* [SHORT PROBLEM]:
All of the data below must be repeated exactly.

begin GIVEN INFORMATION

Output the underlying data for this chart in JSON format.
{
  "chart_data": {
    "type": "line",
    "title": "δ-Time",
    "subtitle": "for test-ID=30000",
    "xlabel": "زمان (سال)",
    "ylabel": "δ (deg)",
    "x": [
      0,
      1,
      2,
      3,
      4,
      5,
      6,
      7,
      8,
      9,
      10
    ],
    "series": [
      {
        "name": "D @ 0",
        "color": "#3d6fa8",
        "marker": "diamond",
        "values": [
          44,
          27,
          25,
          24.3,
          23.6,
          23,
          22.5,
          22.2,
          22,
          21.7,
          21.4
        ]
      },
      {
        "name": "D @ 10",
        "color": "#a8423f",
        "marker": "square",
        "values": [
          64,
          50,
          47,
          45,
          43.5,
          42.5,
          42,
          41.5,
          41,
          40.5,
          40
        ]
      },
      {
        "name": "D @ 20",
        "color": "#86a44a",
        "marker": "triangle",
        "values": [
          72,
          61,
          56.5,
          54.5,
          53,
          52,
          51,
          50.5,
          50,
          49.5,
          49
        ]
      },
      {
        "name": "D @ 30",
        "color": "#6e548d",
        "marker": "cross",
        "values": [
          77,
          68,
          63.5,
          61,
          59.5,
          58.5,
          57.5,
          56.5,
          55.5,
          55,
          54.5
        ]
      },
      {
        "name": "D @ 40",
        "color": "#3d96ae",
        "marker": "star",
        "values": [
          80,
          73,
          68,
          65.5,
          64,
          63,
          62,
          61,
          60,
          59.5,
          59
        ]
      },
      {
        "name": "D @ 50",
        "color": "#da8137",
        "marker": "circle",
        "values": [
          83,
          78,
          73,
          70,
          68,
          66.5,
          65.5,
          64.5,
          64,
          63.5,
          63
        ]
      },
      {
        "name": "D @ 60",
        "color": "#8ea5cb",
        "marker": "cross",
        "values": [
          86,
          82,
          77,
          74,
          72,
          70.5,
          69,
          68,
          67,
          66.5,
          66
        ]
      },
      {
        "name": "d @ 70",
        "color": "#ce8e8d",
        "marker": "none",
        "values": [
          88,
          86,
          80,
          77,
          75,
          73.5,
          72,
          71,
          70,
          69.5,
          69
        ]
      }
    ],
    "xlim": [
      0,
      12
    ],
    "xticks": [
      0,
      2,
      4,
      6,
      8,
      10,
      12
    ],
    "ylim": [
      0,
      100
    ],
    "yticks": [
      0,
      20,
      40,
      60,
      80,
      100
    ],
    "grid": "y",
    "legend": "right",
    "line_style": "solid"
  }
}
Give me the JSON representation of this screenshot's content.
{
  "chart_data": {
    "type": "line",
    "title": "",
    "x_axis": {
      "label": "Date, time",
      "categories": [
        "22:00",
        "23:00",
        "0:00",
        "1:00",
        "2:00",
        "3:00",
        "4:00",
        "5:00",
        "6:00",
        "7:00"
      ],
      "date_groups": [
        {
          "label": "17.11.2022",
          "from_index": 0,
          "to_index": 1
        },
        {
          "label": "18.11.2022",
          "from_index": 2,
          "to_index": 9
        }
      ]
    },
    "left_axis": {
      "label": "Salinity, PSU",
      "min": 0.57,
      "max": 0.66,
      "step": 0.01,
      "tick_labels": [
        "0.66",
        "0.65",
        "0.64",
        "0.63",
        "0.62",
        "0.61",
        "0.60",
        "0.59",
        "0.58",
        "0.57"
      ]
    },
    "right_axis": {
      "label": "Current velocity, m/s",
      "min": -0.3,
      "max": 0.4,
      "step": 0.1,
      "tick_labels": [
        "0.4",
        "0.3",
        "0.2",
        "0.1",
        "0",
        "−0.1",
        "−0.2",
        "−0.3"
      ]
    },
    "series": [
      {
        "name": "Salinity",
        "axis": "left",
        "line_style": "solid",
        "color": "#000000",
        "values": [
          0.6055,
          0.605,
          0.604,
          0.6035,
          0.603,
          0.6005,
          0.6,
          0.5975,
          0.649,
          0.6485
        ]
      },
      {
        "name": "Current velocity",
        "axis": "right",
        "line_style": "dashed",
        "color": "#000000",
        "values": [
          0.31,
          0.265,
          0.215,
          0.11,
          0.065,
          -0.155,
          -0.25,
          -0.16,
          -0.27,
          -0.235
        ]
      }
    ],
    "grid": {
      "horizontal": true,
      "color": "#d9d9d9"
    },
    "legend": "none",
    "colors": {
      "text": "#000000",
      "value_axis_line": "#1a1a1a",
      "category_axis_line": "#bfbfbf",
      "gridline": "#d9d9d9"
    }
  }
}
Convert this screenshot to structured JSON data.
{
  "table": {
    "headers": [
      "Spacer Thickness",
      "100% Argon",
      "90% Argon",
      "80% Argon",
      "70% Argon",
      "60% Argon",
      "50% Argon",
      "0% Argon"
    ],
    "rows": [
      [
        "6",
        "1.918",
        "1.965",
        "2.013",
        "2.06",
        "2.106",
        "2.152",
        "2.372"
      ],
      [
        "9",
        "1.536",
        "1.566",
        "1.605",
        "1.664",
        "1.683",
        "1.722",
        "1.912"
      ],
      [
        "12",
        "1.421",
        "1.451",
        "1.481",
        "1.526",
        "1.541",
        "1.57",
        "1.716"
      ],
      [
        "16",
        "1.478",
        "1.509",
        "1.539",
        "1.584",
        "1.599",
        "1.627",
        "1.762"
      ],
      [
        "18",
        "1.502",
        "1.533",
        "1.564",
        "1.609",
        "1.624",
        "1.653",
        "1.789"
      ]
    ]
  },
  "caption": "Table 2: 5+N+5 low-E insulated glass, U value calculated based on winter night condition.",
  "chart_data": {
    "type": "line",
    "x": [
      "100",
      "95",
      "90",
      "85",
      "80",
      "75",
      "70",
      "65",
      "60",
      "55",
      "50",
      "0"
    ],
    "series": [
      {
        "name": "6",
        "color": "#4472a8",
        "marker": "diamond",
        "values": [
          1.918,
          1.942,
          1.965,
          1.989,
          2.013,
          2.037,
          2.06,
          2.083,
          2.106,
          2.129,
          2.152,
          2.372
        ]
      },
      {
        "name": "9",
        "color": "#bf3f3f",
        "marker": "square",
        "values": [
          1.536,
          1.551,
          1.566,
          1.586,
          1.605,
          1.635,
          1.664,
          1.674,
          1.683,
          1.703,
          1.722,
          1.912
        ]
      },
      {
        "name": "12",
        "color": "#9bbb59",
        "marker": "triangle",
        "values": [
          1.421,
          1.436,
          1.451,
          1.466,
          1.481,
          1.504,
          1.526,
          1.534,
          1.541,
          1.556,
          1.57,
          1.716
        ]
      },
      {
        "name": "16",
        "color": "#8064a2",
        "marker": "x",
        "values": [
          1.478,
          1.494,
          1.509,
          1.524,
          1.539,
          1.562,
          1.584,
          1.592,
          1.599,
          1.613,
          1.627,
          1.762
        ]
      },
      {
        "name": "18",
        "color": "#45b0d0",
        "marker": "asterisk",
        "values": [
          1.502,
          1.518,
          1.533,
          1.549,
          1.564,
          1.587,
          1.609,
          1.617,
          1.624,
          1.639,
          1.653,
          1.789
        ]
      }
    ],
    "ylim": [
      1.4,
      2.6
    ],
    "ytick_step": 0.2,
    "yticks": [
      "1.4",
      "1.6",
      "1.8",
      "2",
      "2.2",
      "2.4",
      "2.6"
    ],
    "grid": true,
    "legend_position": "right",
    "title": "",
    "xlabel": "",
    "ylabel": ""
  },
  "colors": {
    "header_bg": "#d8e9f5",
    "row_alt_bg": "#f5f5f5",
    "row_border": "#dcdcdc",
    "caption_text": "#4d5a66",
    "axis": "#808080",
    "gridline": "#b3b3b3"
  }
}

end GIVEN INFORMATION

* [RESULT FOR THIS TASK]:
Output the underlying data for this chart in JSON format.
{
  "chart_data": {
    "type": "line",
    "title": "δ-Time",
    "subtitle": "for test-ID=30000",
    "xlabel": "زمان (سال)",
    "ylabel": "δ (deg)",
    "x": [
      0,
      1,
      2,
      3,
      4,
      5,
      6,
      7,
      8,
      9,
      10
    ],
    "series": [
      {
        "name": "D @ 0",
        "color": "#3d6fa8",
        "marker": "diamond",
        "values": [
          44,
          27,
          25,
          24.3,
          23.6,
          23,
          22.5,
          22.2,
          22,
          21.7,
          21.4
        ]
      },
      {
        "name": "D @ 10",
        "color": "#a8423f",
        "marker": "square",
        "values": [
          64,
          50,
          47,
          45,
          43.5,
          42.5,
          42,
          41.5,
          41,
          40.5,
          40
        ]
      },
      {
        "name": "D @ 20",
        "color": "#86a44a",
        "marker": "triangle",
        "values": [
          72,
          61,
          56.5,
          54.5,
          53,
          52,
          51,
          50.5,
          50,
          49.5,
          49
        ]
      },
      {
        "name": "D @ 30",
        "color": "#6e548d",
        "marker": "cross",
        "values": [
          77,
          68,
          63.5,
          61,
          59.5,
          58.5,
          57.5,
          56.5,
          55.5,
          55,
          54.5
        ]
      },
      {
        "name": "D @ 40",
        "color": "#3d96ae",
        "marker": "star",
        "values": [
          80,
          73,
          68,
          65.5,
          64,
          63,
          62,
          61,
          60,
          59.5,
          59
        ]
      },
      {
        "name": "D @ 50",
        "color": "#da8137",
        "marker": "circle",
        "values": [
          83,
          78,
          73,
          70,
          68,
          66.5,
          65.5,
          64.5,
          64,
          63.5,
          63
        ]
      },
      {
        "name": "D @ 60",
        "color": "#8ea5cb",
        "marker": "cross",
        "values": [
          86,
          82,
          77,
          74,
          72,
          70.5,
          69,
          68,
          67,
          66.5,
          66
        ]
      },
      {
        "name": "d @ 70",
        "color": "#ce8e8d",
        "marker": "none",
        "values": [
          88,
          86,
          80,
          77,
          75,
          73.5,
          72,
          71,
          70,
          69.5,
          69
        ]
      }
    ],
    "xlim": [
      0,
      12
    ],
    "xticks": [
      0,
      2,
      4,
      6,
      8,
      10,
      12
    ],
    "ylim": [
      0,
      100
    ],
    "yticks": [
      0,
      20,
      40,
      60,
      80,
      100
    ],
    "grid": "y",
    "legend": "right",
    "line_style": "solid"
  }
}
Give me the JSON representation of this screenshot's content.
{
  "chart_data": {
    "type": "line",
    "title": "",
    "x_axis": {
      "label": "Date, time",
      "categories": [
        "22:00",
        "23:00",
        "0:00",
        "1:00",
        "2:00",
        "3:00",
        "4:00",
        "5:00",
        "6:00",
        "7:00"
      ],
      "date_groups": [
        {
          "label": "17.11.2022",
          "from_index": 0,
          "to_index": 1
        },
        {
          "label": "18.11.2022",
          "from_index": 2,
          "to_index": 9
        }
      ]
    },
    "left_axis": {
      "label": "Salinity, PSU",
      "min": 0.57,
      "max": 0.66,
      "step": 0.01,
      "tick_labels": [
        "0.66",
        "0.65",
        "0.64",
        "0.63",
        "0.62",
        "0.61",
        "0.60",
        "0.59",
        "0.58",
        "0.57"
      ]
    },
    "right_axis": {
      "label": "Current velocity, m/s",
      "min": -0.3,
      "max": 0.4,
      "step": 0.1,
      "tick_labels": [
        "0.4",
        "0.3",
        "0.2",
        "0.1",
        "0",
        "−0.1",
        "−0.2",
        "−0.3"
      ]
    },
    "series": [
      {
        "name": "Salinity",
        "axis": "left",
        "line_style": "solid",
        "color": "#000000",
        "values": [
          0.6055,
          0.605,
          0.604,
          0.6035,
          0.603,
          0.6005,
          0.6,
          0.5975,
          0.649,
          0.6485
        ]
      },
      {
        "name": "Current velocity",
        "axis": "right",
        "line_style": "dashed",
        "color": "#000000",
        "values": [
          0.31,
          0.265,
          0.215,
          0.11,
          0.065,
          -0.155,
          -0.25,
          -0.16,
          -0.27,
          -0.235
        ]
      }
    ],
    "grid": {
      "horizontal": true,
      "color": "#d9d9d9"
    },
    "legend": "none",
    "colors": {
      "text": "#000000",
      "value_axis_line": "#1a1a1a",
      "category_axis_line": "#bfbfbf",
      "gridline": "#d9d9d9"
    }
  }
}
Convert this screenshot to structured JSON data.
{
  "table": {
    "headers": [
      "Spacer Thickness",
      "100% Argon",
      "90% Argon",
      "80% Argon",
      "70% Argon",
      "60% Argon",
      "50% Argon",
      "0% Argon"
    ],
    "rows": [
      [
        "6",
        "1.918",
        "1.965",
        "2.013",
        "2.06",
        "2.106",
        "2.152",
        "2.372"
      ],
      [
        "9",
        "1.536",
        "1.566",
        "1.605",
        "1.664",
        "1.683",
        "1.722",
        "1.912"
      ],
      [
        "12",
        "1.421",
        "1.451",
        "1.481",
        "1.526",
        "1.541",
        "1.57",
        "1.716"
      ],
      [
        "16",
        "1.478",
        "1.509",
        "1.539",
        "1.584",
        "1.599",
        "1.627",
        "1.762"
      ],
      [
        "18",
        "1.502",
        "1.533",
        "1.564",
        "1.609",
        "1.624",
        "1.653",
        "1.789"
      ]
    ]
  },
  "caption": "Table 2: 5+N+5 low-E insulated glass, U value calculated based on winter night condition.",
  "chart_data": {
    "type": "line",
    "x": [
      "100",
      "95",
      "90",
      "85",
      "80",
      "75",
      "70",
      "65",
      "60",
      "55",
      "50",
      "0"
    ],
    "series": [
      {
        "name": "6",
        "color": "#4472a8",
        "marker": "diamond",
        "values": [
          1.918,
          1.942,
          1.965,
          1.989,
          2.013,
          2.037,
          2.06,
          2.083,
          2.106,
          2.129,
          2.152,
          2.372
        ]
      },
      {
        "name": "9",
        "color": "#bf3f3f",
        "marker": "square",
        "values": [
          1.536,
          1.551,
          1.566,
          1.586,
          1.605,
          1.635,
          1.664,
          1.674,
          1.683,
          1.703,
          1.722,
          1.912
        ]
      },
      {
        "name": "12",
        "color": "#9bbb59",
        "marker": "triangle",
        "values": [
          1.421,
          1.436,
          1.451,
          1.466,
          1.481,
          1.504,
          1.526,
          1.534,
          1.541,
          1.556,
          1.57,
          1.716
        ]
      },
      {
        "name": "16",
        "color": "#8064a2",
        "marker": "x",
        "values": [
          1.478,
          1.494,
          1.509,
          1.524,
          1.539,
          1.562,
          1.584,
          1.592,
          1.599,
          1.613,
          1.627,
          1.762
        ]
      },
      {
        "name": "18",
        "color": "#45b0d0",
        "marker": "asterisk",
        "values": [
          1.502,
          1.518,
          1.533,
          1.549,
          1.564,
          1.587,
          1.609,
          1.617,
          1.624,
          1.639,
          1.653,
          1.789
        ]
      }
    ],
    "ylim": [
      1.4,
      2.6
    ],
    "ytick_step": 0.2,
    "yticks": [
      "1.4",
      "1.6",
      "1.8",
      "2",
      "2.2",
      "2.4",
      "2.6"
    ],
    "grid": true,
    "legend_position": "right",
    "title": "",
    "xlabel": "",
    "ylabel": ""
  },
  "colors": {
    "header_bg": "#d8e9f5",
    "row_alt_bg": "#f5f5f5",
    "row_border": "#dcdcdc",
    "caption_text": "#4d5a66",
    "axis": "#808080",
    "gridline": "#b3b3b3"
  }
}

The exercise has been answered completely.